— Start —

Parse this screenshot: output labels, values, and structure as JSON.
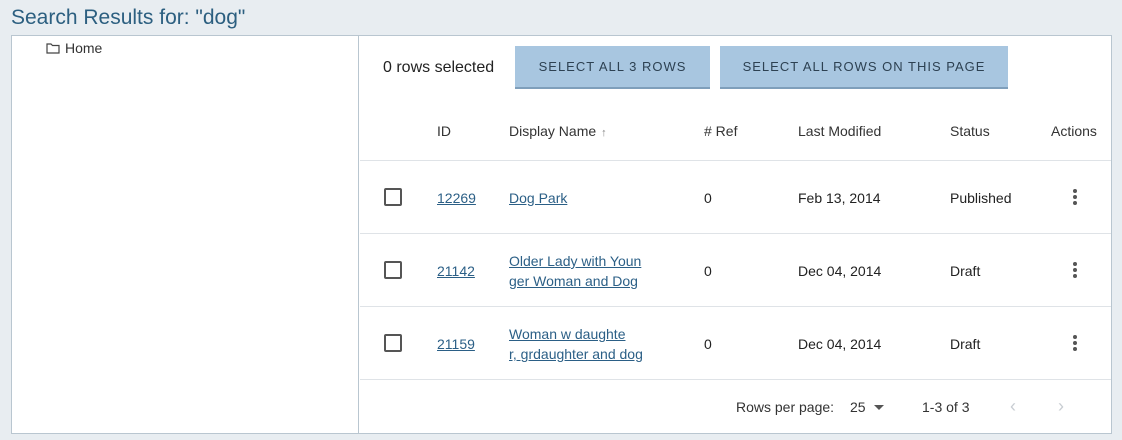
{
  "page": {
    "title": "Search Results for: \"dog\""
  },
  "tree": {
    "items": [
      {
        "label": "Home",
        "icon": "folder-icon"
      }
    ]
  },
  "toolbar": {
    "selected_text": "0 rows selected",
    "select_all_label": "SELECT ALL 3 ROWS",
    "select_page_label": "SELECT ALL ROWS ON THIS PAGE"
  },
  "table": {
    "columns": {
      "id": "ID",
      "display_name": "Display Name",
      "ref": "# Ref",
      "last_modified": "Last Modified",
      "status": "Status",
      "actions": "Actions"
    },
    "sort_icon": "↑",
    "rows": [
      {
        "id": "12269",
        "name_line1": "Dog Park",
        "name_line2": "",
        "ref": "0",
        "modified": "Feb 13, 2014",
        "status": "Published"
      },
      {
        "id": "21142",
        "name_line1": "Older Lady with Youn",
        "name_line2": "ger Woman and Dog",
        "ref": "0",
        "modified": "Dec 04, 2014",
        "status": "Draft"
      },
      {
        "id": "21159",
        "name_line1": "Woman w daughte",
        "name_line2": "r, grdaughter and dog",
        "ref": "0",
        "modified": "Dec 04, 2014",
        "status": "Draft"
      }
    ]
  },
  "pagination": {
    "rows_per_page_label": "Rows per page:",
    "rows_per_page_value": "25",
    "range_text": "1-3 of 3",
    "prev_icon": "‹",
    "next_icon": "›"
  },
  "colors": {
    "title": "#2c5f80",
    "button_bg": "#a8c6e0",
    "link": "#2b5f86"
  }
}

— End —

▸ Description of the task:
Images in the data above are to be skipped. Retype all other material exactly.

▸ Solution to this task:
Parse this screenshot: output labels, values, and structure as JSON.
{
  "page": {
    "title": "Search Results for: \"dog\""
  },
  "tree": {
    "items": [
      {
        "label": "Home",
        "icon": "folder-icon"
      }
    ]
  },
  "toolbar": {
    "selected_text": "0 rows selected",
    "select_all_label": "SELECT ALL 3 ROWS",
    "select_page_label": "SELECT ALL ROWS ON THIS PAGE"
  },
  "table": {
    "columns": {
      "id": "ID",
      "display_name": "Display Name",
      "ref": "# Ref",
      "last_modified": "Last Modified",
      "status": "Status",
      "actions": "Actions"
    },
    "sort_icon": "↑",
    "rows": [
      {
        "id": "12269",
        "name_line1": "Dog Park",
        "name_line2": "",
        "ref": "0",
        "modified": "Feb 13, 2014",
        "status": "Published"
      },
      {
        "id": "21142",
        "name_line1": "Older Lady with Youn",
        "name_line2": "ger Woman and Dog",
        "ref": "0",
        "modified": "Dec 04, 2014",
        "status": "Draft"
      },
      {
        "id": "21159",
        "name_line1": "Woman w daughte",
        "name_line2": "r, grdaughter and dog",
        "ref": "0",
        "modified": "Dec 04, 2014",
        "status": "Draft"
      }
    ]
  },
  "pagination": {
    "rows_per_page_label": "Rows per page:",
    "rows_per_page_value": "25",
    "range_text": "1-3 of 3",
    "prev_icon": "‹",
    "next_icon": "›"
  },
  "colors": {
    "title": "#2c5f80",
    "button_bg": "#a8c6e0",
    "link": "#2b5f86"
  }
}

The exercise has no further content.